__Problem to solve__
Set the listing down again exactly, please, apart from its pictures.

__Records supplied__
╔══

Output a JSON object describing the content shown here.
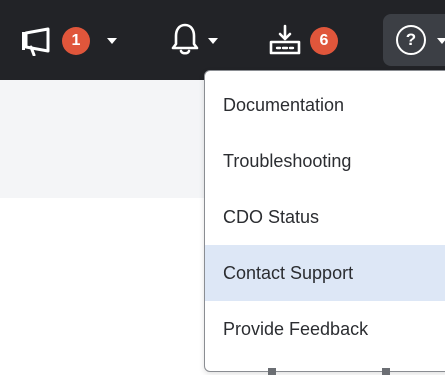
{
  "topbar": {
    "announcements": {
      "icon": "megaphone-icon",
      "count": "1"
    },
    "notifications": {
      "icon": "bell-icon"
    },
    "downloads": {
      "icon": "download-tray-icon",
      "count": "6"
    },
    "help": {
      "icon": "help-circle-icon",
      "glyph": "?"
    }
  },
  "help_menu": {
    "items": [
      {
        "label": "Documentation",
        "active": false
      },
      {
        "label": "Troubleshooting",
        "active": false
      },
      {
        "label": "CDO Status",
        "active": false
      },
      {
        "label": "Contact Support",
        "active": true
      },
      {
        "label": "Provide Feedback",
        "active": false
      }
    ]
  },
  "colors": {
    "topbar_bg": "#222327",
    "badge": "#e0563b",
    "menu_highlight": "#dde7f6"
  }
}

╚══

__Solution to this problem__
Output a JSON object describing the content shown here.
{
  "topbar": {
    "announcements": {
      "icon": "megaphone-icon",
      "count": "1"
    },
    "notifications": {
      "icon": "bell-icon"
    },
    "downloads": {
      "icon": "download-tray-icon",
      "count": "6"
    },
    "help": {
      "icon": "help-circle-icon",
      "glyph": "?"
    }
  },
  "help_menu": {
    "items": [
      {
        "label": "Documentation",
        "active": false
      },
      {
        "label": "Troubleshooting",
        "active": false
      },
      {
        "label": "CDO Status",
        "active": false
      },
      {
        "label": "Contact Support",
        "active": true
      },
      {
        "label": "Provide Feedback",
        "active": false
      }
    ]
  },
  "colors": {
    "topbar_bg": "#222327",
    "badge": "#e0563b",
    "menu_highlight": "#dde7f6"
  }
}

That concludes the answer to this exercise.